Passage given ▸

AbstractThe purpose of the present research is to investigate model mixed boundary value problems (BVPs) for the Helmholtz equation in a planar angular domain {\Omega_{\alpha}\subset\mathbb{R}^{2}} of magnitude α.
These problems are considered in a non-classical setting when a solution is sought in the Bessel potential spaces {\mathbb{H}^{s}_{p}(\Omega_{\alpha})}, {s>\frac{1}{p}}, {1<p<\infty}.
The investigation is carried out using the potential method by reducing the problems to an equivalent boundary integral equation (BIE) in the Sobolev–Slobodečkii space on a semi-infinite axis {\mathbb{W}^{{s-1/p}}_{p}(\mathbb{R}^{+})}, which is of Mellin convolution type.
Applying the recent results on Mellin convolution equations in the Bessel potential spaces obtained by V. Didenko and R. Duduchava
[Mellin convolution operators in Bessel potential spaces,
J. Math. Anal. Appl. 443 2016, 2, 707–731],
explicit conditions of the unique solvability of this BIE in the Sobolev–Slobodečkii {\mathbb{W}^{r}_{p}(\mathbb{R}^{+})} and Bessel potential {\mathbb{H}^{r}_{p}(\mathbb{R}^{+})} spaces for arbitrary r are found and used to write explicit conditions for the Fredholm property and unique solvability of the initial model BVPs for the Helmholtz equation in the non-classical setting.

Your tasks ▸
1. List every function space the abstract on mixed boundary value problems for the Helmholtz equation names, with its notation.
2. By what method does the abstract on mixed boundary value problems for the Helmholtz equation carry out its investigation?
3. Please resume the abstract on mixed boundary value problems for the Helmholtz equation from the point where it stops.

Material provided ▸
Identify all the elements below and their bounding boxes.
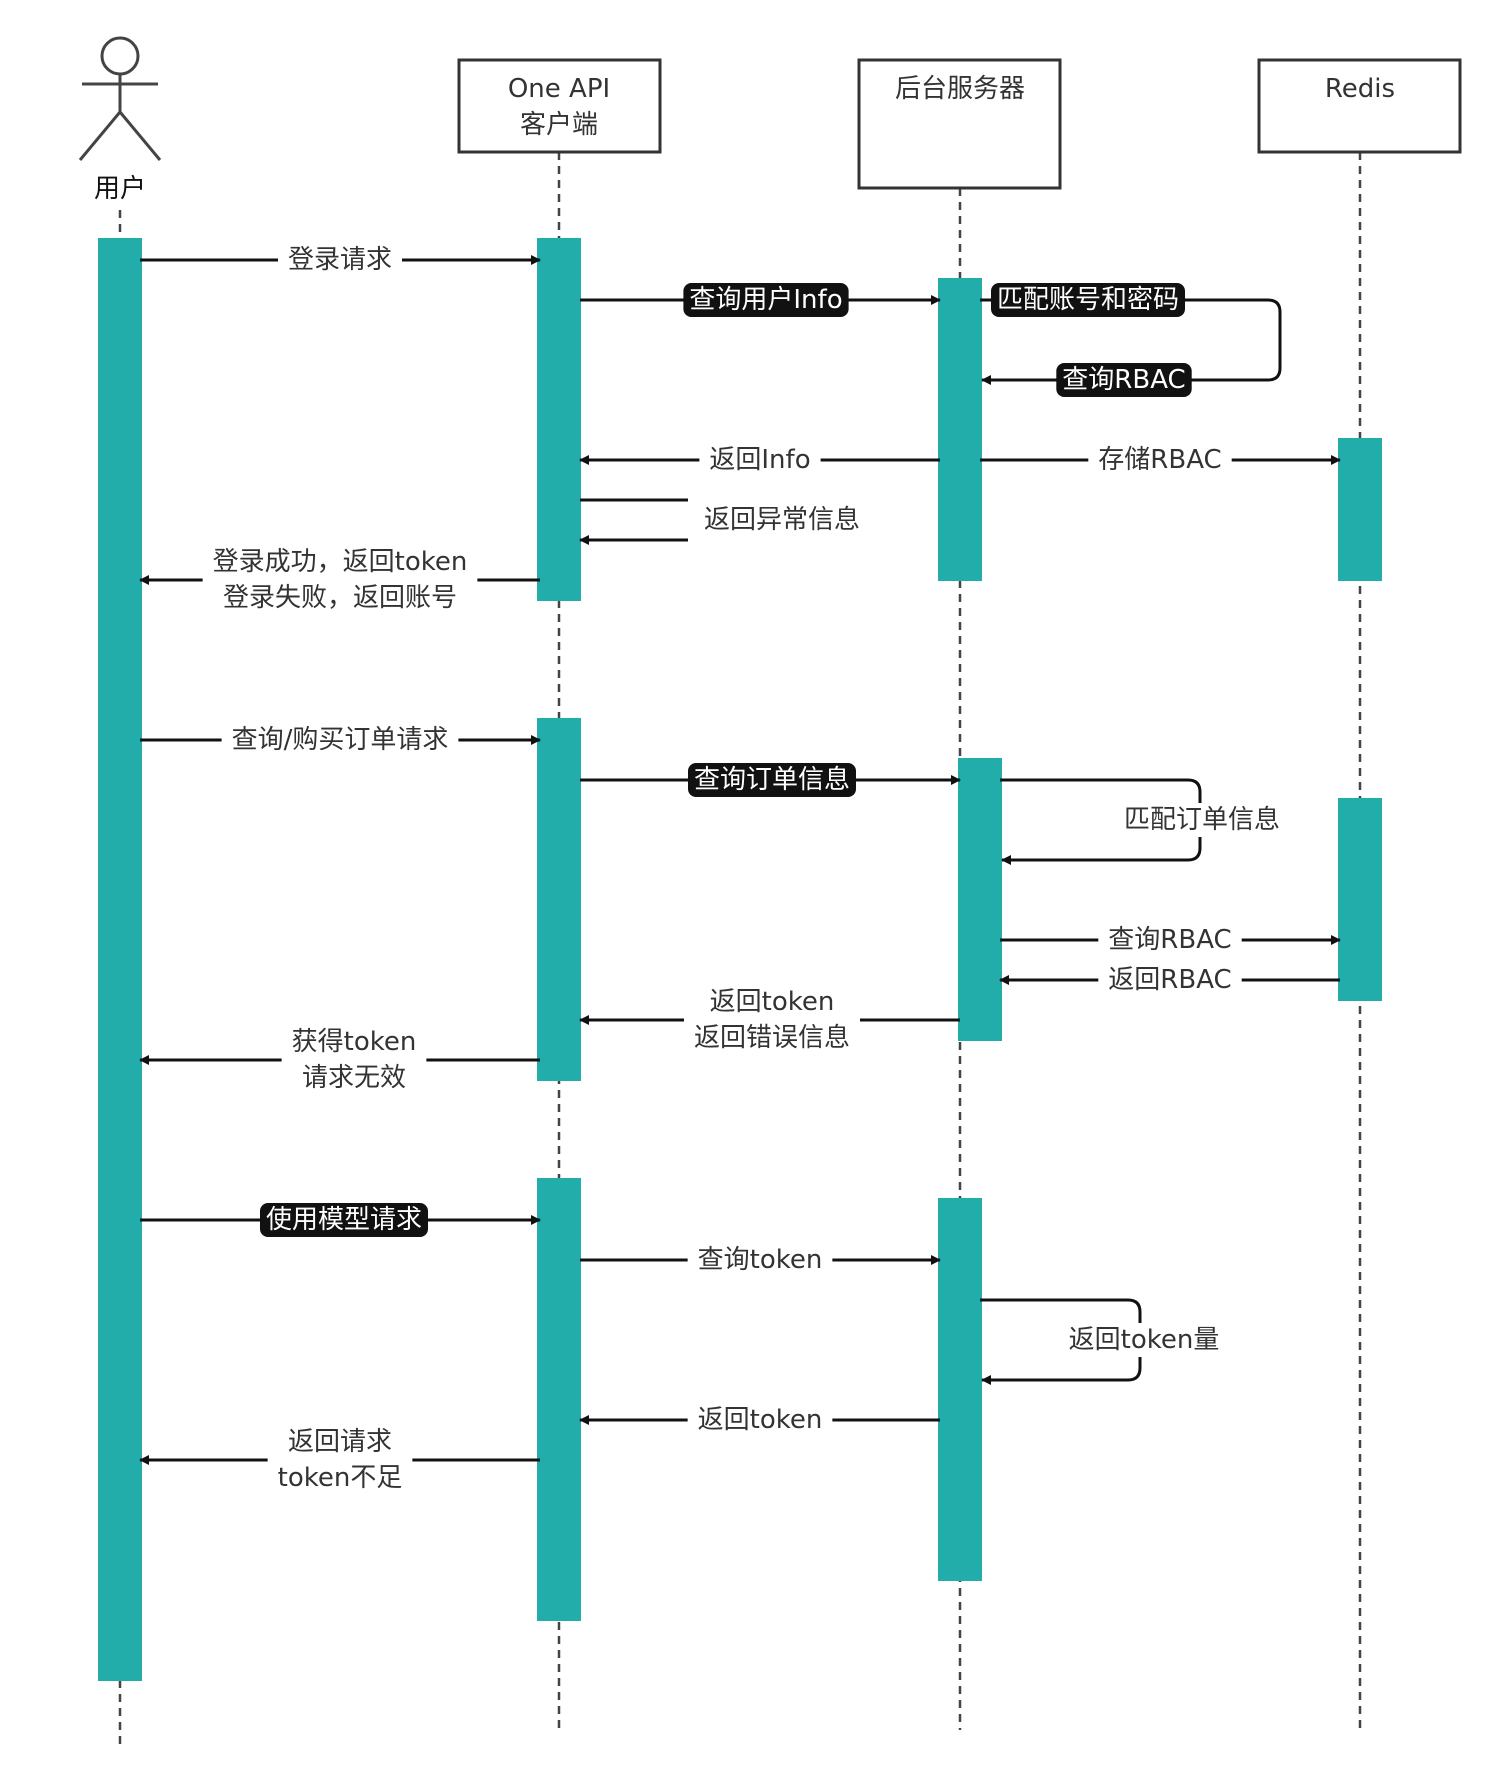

Responses by task ▸
1.
- Bessel potential spaces H^s_p(Ω_α), with s > 1/p and 1 < p < ∞
- Sobolev–Slobodečkii space W^{s−1/p}_p(ℝ⁺) on a semi-infinite axis
- Sobolev–Slobodečkii space W^r_p(ℝ⁺) for arbitrary r
- Bessel potential space H^r_p(ℝ⁺) for arbitrary r

2. The potential method, which reduces the problems to an equivalent boundary integral equation of Mellin convolution type.

3.
The same problem was investigated in a previous paper
[R. Duduchava and M. Tsaava,
Mixed boundary value problems for the Helmholtz equation in arbitrary 2D-sectors,
Georgian Math. J. 20 2013, 3, 439–467],
but there were made fatal errors.
In the present paper, we correct these results.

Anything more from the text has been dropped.